* **Task instructions**:
Output all lines exactly.

::: Dataset records

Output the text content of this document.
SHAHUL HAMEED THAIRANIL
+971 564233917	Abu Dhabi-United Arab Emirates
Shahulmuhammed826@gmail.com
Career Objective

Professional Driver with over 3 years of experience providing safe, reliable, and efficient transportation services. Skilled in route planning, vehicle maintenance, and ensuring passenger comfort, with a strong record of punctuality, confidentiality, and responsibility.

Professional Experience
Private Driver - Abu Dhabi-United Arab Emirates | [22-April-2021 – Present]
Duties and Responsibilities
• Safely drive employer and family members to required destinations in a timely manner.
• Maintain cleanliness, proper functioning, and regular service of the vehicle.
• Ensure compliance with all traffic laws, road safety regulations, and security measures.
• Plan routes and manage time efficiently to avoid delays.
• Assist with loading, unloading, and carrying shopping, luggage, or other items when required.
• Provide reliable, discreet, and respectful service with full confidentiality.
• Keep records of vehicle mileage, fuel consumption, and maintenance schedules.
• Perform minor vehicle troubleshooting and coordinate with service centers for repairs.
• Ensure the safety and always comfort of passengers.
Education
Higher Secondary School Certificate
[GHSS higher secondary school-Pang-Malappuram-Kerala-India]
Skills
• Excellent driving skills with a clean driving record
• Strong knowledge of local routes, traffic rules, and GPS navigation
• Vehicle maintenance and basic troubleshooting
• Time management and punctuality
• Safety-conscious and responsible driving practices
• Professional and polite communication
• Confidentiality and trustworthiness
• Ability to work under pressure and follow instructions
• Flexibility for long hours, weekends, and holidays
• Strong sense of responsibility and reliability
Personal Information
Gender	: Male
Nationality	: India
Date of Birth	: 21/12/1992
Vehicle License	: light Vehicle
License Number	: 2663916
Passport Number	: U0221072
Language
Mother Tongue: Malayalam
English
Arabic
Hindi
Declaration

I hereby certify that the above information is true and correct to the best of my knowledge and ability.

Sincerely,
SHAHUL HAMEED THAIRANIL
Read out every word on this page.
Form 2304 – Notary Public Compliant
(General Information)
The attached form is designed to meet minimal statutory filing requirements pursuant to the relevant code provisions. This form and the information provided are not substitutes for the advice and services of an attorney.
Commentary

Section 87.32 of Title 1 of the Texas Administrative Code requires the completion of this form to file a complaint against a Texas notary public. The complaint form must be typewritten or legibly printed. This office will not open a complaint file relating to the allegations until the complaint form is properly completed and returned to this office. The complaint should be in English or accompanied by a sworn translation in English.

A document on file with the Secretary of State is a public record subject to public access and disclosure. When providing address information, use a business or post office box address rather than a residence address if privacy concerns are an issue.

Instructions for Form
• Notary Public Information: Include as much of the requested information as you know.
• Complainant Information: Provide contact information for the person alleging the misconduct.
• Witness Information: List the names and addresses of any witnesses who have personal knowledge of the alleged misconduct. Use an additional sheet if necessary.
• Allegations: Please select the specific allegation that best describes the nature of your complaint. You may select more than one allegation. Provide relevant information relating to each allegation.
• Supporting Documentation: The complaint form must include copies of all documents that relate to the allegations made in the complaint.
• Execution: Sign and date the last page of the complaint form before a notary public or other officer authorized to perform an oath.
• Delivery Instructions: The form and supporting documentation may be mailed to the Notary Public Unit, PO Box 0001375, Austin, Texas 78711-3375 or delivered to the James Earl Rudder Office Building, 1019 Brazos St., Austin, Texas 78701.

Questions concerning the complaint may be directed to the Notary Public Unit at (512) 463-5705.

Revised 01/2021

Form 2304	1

::::::

* **Output for this task**:
Output the text content of this document.
SHAHUL HAMEED THAIRANIL
+971 564233917	Abu Dhabi-United Arab Emirates
Shahulmuhammed826@gmail.com
Career Objective

Professional Driver with over 3 years of experience providing safe, reliable, and efficient transportation services. Skilled in route planning, vehicle maintenance, and ensuring passenger comfort, with a strong record of punctuality, confidentiality, and responsibility.

Professional Experience
Private Driver - Abu Dhabi-United Arab Emirates | [22-April-2021 – Present]
Duties and Responsibilities
• Safely drive employer and family members to required destinations in a timely manner.
• Maintain cleanliness, proper functioning, and regular service of the vehicle.
• Ensure compliance with all traffic laws, road safety regulations, and security measures.
• Plan routes and manage time efficiently to avoid delays.
• Assist with loading, unloading, and carrying shopping, luggage, or other items when required.
• Provide reliable, discreet, and respectful service with full confidentiality.
• Keep records of vehicle mileage, fuel consumption, and maintenance schedules.
• Perform minor vehicle troubleshooting and coordinate with service centers for repairs.
• Ensure the safety and always comfort of passengers.
Education
Higher Secondary School Certificate
[GHSS higher secondary school-Pang-Malappuram-Kerala-India]
Skills
• Excellent driving skills with a clean driving record
• Strong knowledge of local routes, traffic rules, and GPS navigation
• Vehicle maintenance and basic troubleshooting
• Time management and punctuality
• Safety-conscious and responsible driving practices
• Professional and polite communication
• Confidentiality and trustworthiness
• Ability to work under pressure and follow instructions
• Flexibility for long hours, weekends, and holidays
• Strong sense of responsibility and reliability
Personal Information
Gender	: Male
Nationality	: India
Date of Birth	: 21/12/1992
Vehicle License	: light Vehicle
License Number	: 2663916
Passport Number	: U0221072
Language
Mother Tongue: Malayalam
English
Arabic
Hindi
Declaration

I hereby certify that the above information is true and correct to the best of my knowledge and ability.

Sincerely,
SHAHUL HAMEED THAIRANIL
Read out every word on this page.
Form 2304 – Notary Public Compliant
(General Information)
The attached form is designed to meet minimal statutory filing requirements pursuant to the relevant code provisions. This form and the information provided are not substitutes for the advice and services of an attorney.
Commentary

Section 87.32 of Title 1 of the Texas Administrative Code requires the completion of this form to file a complaint against a Texas notary public. The complaint form must be typewritten or legibly printed. This office will not open a complaint file relating to the allegations until the complaint form is properly completed and returned to this office. The complaint should be in English or accompanied by a sworn translation in English.

A document on file with the Secretary of State is a public record subject to public access and disclosure. When providing address information, use a business or post office box address rather than a residence address if privacy concerns are an issue.

Instructions for Form
• Notary Public Information: Include as much of the requested information as you know.
• Complainant Information: Provide contact information for the person alleging the misconduct.
• Witness Information: List the names and addresses of any witnesses who have personal knowledge of the alleged misconduct. Use an additional sheet if necessary.
• Allegations: Please select the specific allegation that best describes the nature of your complaint. You may select more than one allegation. Provide relevant information relating to each allegation.
• Supporting Documentation: The complaint form must include copies of all documents that relate to the allegations made in the complaint.
• Execution: Sign and date the last page of the complaint form before a notary public or other officer authorized to perform an oath.
• Delivery Instructions: The form and supporting documentation may be mailed to the Notary Public Unit, PO Box 0001375, Austin, Texas 78711-3375 or delivered to the James Earl Rudder Office Building, 1019 Brazos St., Austin, Texas 78701.

Questions concerning the complaint may be directed to the Notary Public Unit at (512) 463-5705.

Revised 01/2021

Form 2304	1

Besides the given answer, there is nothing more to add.